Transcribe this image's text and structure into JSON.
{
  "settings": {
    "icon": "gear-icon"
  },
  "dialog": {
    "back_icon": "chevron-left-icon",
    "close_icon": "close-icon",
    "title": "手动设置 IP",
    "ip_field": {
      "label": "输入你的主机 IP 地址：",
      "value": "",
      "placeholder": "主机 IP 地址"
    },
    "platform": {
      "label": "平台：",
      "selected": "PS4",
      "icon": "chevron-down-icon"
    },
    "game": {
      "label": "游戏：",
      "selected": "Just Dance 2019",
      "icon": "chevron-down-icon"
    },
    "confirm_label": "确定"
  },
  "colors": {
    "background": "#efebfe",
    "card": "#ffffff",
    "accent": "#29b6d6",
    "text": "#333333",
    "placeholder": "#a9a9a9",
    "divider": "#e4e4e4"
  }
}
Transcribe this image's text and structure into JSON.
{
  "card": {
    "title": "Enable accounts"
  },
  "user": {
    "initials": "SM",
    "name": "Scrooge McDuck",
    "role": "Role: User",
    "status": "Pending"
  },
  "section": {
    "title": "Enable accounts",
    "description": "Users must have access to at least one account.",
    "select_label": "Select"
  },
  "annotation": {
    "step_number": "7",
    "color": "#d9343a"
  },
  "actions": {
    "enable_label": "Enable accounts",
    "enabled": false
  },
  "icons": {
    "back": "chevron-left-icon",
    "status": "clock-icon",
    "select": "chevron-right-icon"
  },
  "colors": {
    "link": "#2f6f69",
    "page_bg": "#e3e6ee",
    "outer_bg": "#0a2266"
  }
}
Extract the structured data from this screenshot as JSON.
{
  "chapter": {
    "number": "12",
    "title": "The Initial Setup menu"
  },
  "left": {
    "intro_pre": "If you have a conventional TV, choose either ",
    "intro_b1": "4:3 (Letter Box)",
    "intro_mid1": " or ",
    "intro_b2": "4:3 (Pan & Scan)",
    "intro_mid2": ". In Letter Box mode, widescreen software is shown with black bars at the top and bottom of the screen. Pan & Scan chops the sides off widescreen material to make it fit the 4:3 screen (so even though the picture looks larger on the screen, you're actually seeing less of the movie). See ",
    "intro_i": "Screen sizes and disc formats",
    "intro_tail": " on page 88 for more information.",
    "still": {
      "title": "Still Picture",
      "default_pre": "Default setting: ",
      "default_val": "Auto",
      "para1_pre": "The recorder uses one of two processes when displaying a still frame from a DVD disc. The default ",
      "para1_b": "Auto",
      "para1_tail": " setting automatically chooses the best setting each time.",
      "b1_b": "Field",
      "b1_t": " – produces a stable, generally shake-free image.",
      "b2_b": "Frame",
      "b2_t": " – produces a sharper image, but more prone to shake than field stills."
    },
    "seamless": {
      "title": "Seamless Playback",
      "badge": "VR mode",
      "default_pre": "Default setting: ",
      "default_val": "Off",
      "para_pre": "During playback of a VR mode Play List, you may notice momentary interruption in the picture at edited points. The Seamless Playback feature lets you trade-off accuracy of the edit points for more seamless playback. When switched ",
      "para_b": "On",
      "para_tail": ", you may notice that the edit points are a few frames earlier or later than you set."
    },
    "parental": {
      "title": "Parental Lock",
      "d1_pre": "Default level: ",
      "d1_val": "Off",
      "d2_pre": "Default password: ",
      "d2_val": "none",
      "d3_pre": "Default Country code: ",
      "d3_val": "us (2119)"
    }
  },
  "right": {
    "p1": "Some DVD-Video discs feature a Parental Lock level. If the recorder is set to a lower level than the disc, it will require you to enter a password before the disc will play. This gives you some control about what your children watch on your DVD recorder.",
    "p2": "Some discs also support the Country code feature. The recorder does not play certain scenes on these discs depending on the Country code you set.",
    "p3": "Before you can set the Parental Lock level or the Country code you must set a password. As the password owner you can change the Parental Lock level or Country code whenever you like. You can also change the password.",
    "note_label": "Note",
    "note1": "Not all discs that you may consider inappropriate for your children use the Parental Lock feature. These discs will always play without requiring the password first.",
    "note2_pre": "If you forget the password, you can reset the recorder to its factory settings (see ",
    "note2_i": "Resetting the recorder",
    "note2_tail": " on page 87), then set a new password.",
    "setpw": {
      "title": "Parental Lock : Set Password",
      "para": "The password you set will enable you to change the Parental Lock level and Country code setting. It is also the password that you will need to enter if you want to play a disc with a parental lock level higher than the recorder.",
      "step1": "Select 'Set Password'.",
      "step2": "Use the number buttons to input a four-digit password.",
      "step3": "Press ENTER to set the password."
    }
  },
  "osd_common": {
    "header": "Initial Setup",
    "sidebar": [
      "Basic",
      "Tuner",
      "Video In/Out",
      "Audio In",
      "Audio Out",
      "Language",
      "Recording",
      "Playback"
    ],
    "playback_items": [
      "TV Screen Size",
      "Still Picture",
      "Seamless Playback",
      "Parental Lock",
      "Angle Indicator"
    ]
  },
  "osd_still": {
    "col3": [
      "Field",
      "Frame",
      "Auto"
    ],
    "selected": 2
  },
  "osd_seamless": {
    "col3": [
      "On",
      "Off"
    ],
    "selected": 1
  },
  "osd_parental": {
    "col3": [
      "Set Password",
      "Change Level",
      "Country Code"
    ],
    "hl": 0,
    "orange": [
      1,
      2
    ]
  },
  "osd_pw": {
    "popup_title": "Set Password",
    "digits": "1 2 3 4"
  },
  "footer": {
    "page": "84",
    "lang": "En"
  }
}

Problem requirements: Your answer should be a single number: how many lines of the material contain the word "from".

Result of this task: 2